**Prompt**. Reproduce all of the listing below without alteration.

**Source material**.
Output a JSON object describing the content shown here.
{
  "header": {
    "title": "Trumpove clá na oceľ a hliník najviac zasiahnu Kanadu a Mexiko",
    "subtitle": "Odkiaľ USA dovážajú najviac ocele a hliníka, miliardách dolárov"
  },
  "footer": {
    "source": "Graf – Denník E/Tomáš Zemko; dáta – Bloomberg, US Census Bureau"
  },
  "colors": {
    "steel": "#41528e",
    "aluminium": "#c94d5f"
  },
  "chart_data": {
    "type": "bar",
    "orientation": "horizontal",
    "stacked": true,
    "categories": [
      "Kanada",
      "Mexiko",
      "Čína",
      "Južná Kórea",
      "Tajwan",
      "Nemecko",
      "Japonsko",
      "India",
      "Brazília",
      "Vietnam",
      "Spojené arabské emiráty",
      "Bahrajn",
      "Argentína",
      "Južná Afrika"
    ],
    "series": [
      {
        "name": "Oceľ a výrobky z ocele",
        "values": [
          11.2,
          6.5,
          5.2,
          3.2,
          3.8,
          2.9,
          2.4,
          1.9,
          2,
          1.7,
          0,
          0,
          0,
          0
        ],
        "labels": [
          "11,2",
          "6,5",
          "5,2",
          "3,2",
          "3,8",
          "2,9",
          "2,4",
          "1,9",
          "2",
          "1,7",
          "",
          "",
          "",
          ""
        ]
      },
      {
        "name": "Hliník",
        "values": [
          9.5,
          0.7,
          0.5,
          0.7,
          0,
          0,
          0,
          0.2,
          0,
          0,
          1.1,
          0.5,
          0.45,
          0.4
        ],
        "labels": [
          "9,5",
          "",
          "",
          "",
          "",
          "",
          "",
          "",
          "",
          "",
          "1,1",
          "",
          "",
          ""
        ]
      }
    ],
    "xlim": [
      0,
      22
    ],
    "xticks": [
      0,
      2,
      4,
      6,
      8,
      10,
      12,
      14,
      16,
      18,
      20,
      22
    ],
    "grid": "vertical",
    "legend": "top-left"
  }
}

**Solution to the problem**.
Output a JSON object describing the content shown here.
{
  "header": {
    "title": "Trumpove clá na oceľ a hliník najviac zasiahnu Kanadu a Mexiko",
    "subtitle": "Odkiaľ USA dovážajú najviac ocele a hliníka, miliardách dolárov"
  },
  "footer": {
    "source": "Graf – Denník E/Tomáš Zemko; dáta – Bloomberg, US Census Bureau"
  },
  "colors": {
    "steel": "#41528e",
    "aluminium": "#c94d5f"
  },
  "chart_data": {
    "type": "bar",
    "orientation": "horizontal",
    "stacked": true,
    "categories": [
      "Kanada",
      "Mexiko",
      "Čína",
      "Južná Kórea",
      "Tajwan",
      "Nemecko",
      "Japonsko",
      "India",
      "Brazília",
      "Vietnam",
      "Spojené arabské emiráty",
      "Bahrajn",
      "Argentína",
      "Južná Afrika"
    ],
    "series": [
      {
        "name": "Oceľ a výrobky z ocele",
        "values": [
          11.2,
          6.5,
          5.2,
          3.2,
          3.8,
          2.9,
          2.4,
          1.9,
          2,
          1.7,
          0,
          0,
          0,
          0
        ],
        "labels": [
          "11,2",
          "6,5",
          "5,2",
          "3,2",
          "3,8",
          "2,9",
          "2,4",
          "1,9",
          "2",
          "1,7",
          "",
          "",
          "",
          ""
        ]
      },
      {
        "name": "Hliník",
        "values": [
          9.5,
          0.7,
          0.5,
          0.7,
          0,
          0,
          0,
          0.2,
          0,
          0,
          1.1,
          0.5,
          0.45,
          0.4
        ],
        "labels": [
          "9,5",
          "",
          "",
          "",
          "",
          "",
          "",
          "",
          "",
          "",
          "1,1",
          "",
          "",
          ""
        ]
      }
    ],
    "xlim": [
      0,
      22
    ],
    "xticks": [
      0,
      2,
      4,
      6,
      8,
      10,
      12,
      14,
      16,
      18,
      20,
      22
    ],
    "grid": "vertical",
    "legend": "top-left"
  }
}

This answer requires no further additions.